> **Description of the task**
Write the next part of the court opinion excerpt on the venue dispute, starting right after its last sentence.

> **Text excerpt**
━━━━

Here, Wingenroth submitted her declaration in support of the request to transfer venue. See doc. 27-1 at 2-7. And CTW's counsel, Kenneth W. Lee, Esquire, also submitted an affidavit in opposition. See doc. 28-1 at 1-29.
RSI and Wingenroth argue that venue in this district is not proper under the general venue statute, 28 U.S.C. § 1391(b), which provides that a civil action may be brought in:
(1) a judicial district in which any defendant resides, if all defendants are residents of the State in which the district is located;
(2) a judicial district in which a substantial part of the events or omissions giving rise to the claim occurred, or a substantial part of property that is the subject of the action is situated; or
(3) if there is no district in which an action may otherwise be brought as provided in this section, any judicial district in which any defendant is subject to the court's personal jurisdiction with respect to such action.28 U.S.C. § 1391(b).
Contrary to CTW's allegations, RSI and Wingenroth assert that they are not residents of Pennsylvania; rather, they are both residents of Florida. Thus, they maintain that venue is not proper under § 1391(b)(1). They also highlight that the PIT Project involved construction in the Western District of Pennsylvania, the bid was advertised in two newspapers published in the Western District, the required pre-bid meeting took place in the Western District, and PIT's principal place of business is in the Western District. Further, they contend that the location of PennDOT's offices and servers are immaterial given that PennDOT was not a party to the prospective contract and PennDOT did not possess the authority to select or reject bids; only PIT had that authority. Thus, they maintain that venue is not proper under § 1391(b)(2). Whatever the merits of RSI and Wingenroth's arguments regarding § 1391, they are irrelevant in this case.

━━━━

> **Data section**
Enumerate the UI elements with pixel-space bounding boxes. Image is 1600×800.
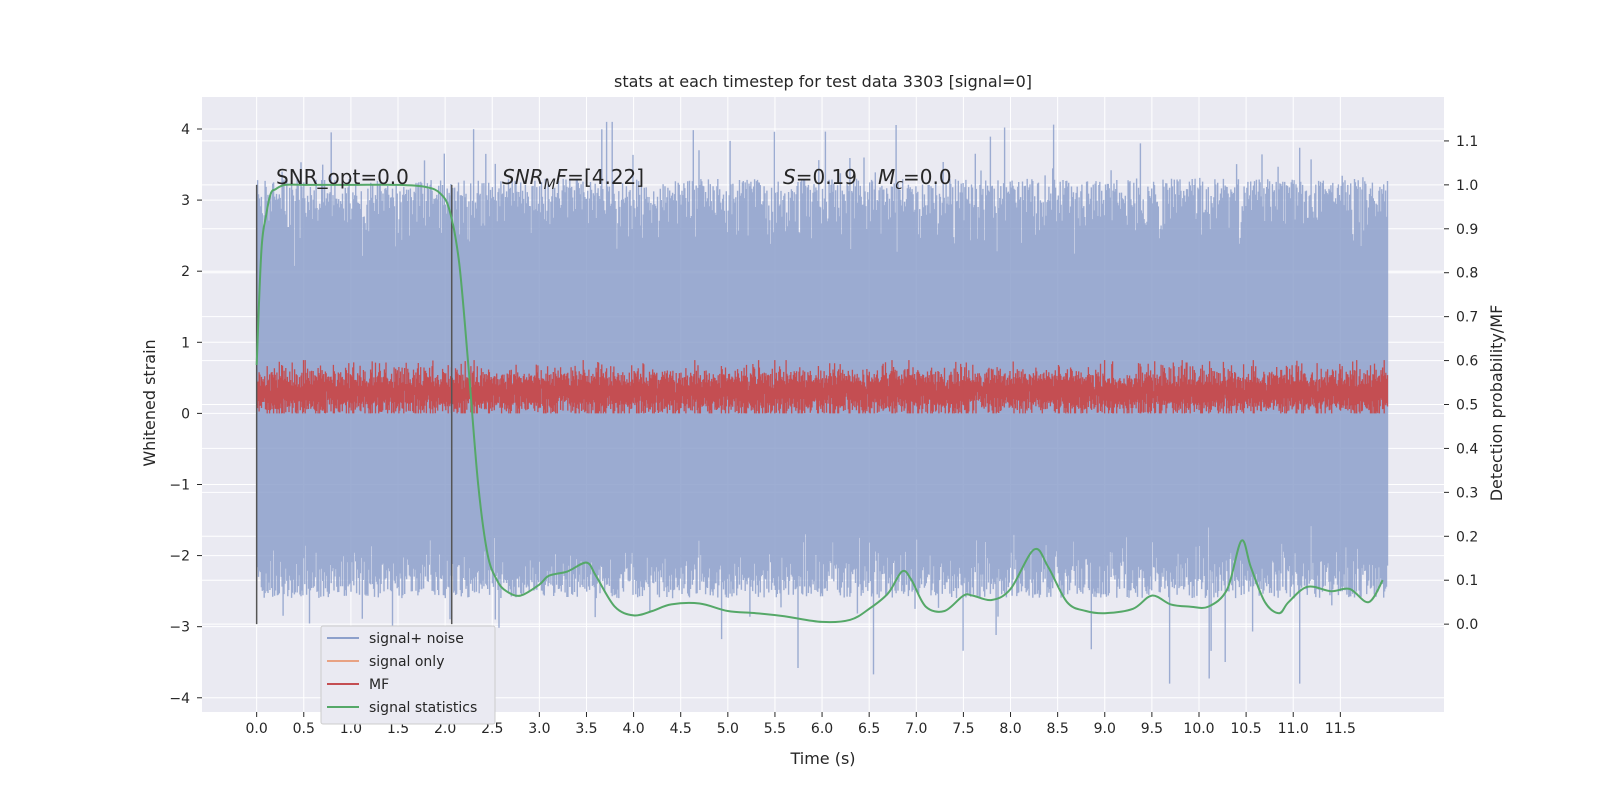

━━━━

> **Response below**
In support of their contention that PennDOT did not have the authority to select or reject bids, RSI and Wingenroth cite to the decision of the Commonwealth Court in connection with CTW's bid challenge regarding the PIT Project. See Chesapeake Thermite Welding, LLC v. Dep't of Transp., No. 548 2021, slip op. (Pa. Commw. Ct. Oct. 17, 2022) (available at doc. 27-1 at 836). We may take judicial notice of that opinion, but only for limited purposes. S. Cross Overseas Agencies, Inc. v. Wah Kwong Shipping Group Ltd., 181 F.3d 410, 426 (3d Cir. 1999) (stating that court “may take judicial notice of another court's opinion-not for the truth of the facts recited therein, but for the existence of the opinion, which is not subject to reasonable dispute over its authenticity”). Here, RSI and Wingenroth are not clear as to for what purposes they think the court should consider the Commonwealth Court's decision. For example, RSI and Wingenroth do not argue that res judicata or collateral estoppel apply in this case based on the Commonwealth Court's decision. Given our decision, here, we need not address the Commonwealth Court's decision further at this time.
Section 1391 defines the appropriate venue for most cases brought in federal court. Heft, 355 F.Supp.2d at 771. But this case was not brought in federal court. Rather, it was brought in state court and then removed to federal court. In an action removed from state to federal court, § 1391 is not the applicable venue provision. Polizzi v. Cowles Mags., Inc., 345 U.S. 663, 665 (1953) (concluding that “§ 1391 has no application to this case because this is a removed action”). Rather, the applicable venue provision in a removed action is 28 U.S.C. § 1441(a). Id. at 665-66. Section 1441(a) provides:
Except as otherwise expressly provided by Act of Congress, any civil action brought in a State court of which the district courts of the United States have original jurisdiction, may be removed by the defendant or the defendants, to the district court of the United States for the district and division embracing the place where such action is pending.Section 1441(a) “acts not only as a grant of authority, but also as a limitation on venue.” Heft, 355 F.Supp.2d at 771. “A state court action may be removed only to the ‘district and division embracing the place where such action is pending.'” Id. (quoting 28 U.S.C. § 1441(a)). “Proper venue in a removed action is governed by this limitation.” Id.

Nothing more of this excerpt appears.